───── DATA EXTRACT

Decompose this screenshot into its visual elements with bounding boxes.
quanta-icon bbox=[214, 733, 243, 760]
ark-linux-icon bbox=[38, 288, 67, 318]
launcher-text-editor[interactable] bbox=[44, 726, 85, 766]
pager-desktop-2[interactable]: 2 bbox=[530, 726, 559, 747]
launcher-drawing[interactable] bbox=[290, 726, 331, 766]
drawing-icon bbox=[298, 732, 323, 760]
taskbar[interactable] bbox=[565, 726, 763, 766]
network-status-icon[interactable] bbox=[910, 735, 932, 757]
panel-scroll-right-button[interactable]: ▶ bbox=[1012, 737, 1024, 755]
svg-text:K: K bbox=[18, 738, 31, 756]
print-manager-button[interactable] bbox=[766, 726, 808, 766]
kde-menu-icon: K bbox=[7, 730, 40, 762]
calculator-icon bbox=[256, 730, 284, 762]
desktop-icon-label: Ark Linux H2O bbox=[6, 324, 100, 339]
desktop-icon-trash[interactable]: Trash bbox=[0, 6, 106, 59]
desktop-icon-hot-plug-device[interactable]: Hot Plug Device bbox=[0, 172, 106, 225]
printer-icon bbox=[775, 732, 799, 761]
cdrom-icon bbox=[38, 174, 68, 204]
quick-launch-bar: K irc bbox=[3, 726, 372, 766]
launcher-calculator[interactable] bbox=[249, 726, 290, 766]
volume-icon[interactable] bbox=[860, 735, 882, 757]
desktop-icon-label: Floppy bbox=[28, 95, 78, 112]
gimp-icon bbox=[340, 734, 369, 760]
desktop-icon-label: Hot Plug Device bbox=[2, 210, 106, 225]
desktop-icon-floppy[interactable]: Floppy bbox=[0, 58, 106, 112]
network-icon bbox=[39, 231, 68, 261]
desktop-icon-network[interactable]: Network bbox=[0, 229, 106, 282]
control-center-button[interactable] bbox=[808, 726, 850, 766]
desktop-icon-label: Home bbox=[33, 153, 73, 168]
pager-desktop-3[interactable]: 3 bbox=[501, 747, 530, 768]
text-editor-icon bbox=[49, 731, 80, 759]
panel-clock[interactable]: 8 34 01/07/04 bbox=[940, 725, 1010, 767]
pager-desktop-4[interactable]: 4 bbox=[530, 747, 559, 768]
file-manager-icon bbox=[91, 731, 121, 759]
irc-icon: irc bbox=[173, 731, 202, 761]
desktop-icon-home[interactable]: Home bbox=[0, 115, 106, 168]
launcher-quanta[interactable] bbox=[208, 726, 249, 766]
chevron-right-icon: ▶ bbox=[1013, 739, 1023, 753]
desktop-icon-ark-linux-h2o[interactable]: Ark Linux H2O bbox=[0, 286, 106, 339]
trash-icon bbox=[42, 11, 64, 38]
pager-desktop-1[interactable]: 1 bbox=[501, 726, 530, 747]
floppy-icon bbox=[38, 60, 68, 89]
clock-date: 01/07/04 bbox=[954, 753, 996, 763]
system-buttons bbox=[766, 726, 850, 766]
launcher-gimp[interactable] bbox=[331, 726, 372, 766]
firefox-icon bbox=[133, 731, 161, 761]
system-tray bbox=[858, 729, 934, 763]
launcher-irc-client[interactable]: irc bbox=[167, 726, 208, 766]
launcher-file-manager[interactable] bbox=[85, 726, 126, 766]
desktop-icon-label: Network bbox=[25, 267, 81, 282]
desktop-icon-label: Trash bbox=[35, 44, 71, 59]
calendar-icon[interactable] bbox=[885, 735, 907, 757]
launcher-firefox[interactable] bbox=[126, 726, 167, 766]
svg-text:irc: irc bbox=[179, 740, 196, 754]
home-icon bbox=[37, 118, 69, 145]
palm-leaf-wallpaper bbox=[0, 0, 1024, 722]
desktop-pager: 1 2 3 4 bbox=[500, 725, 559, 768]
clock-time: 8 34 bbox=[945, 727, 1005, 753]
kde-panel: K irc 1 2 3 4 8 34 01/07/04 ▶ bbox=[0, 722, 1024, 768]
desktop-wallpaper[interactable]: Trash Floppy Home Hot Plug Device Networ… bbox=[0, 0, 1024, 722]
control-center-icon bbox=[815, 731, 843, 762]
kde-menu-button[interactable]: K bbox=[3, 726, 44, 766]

──────────

**DIRECTIONS:** Return each line of the items above that contains the string "editor", treating uppercase and lowercase letters as distinct.

**FINAL RESULT:**
launcher-text-editor[interactable] bbox=[44, 726, 85, 766]
text-editor-icon bbox=[49, 731, 80, 759]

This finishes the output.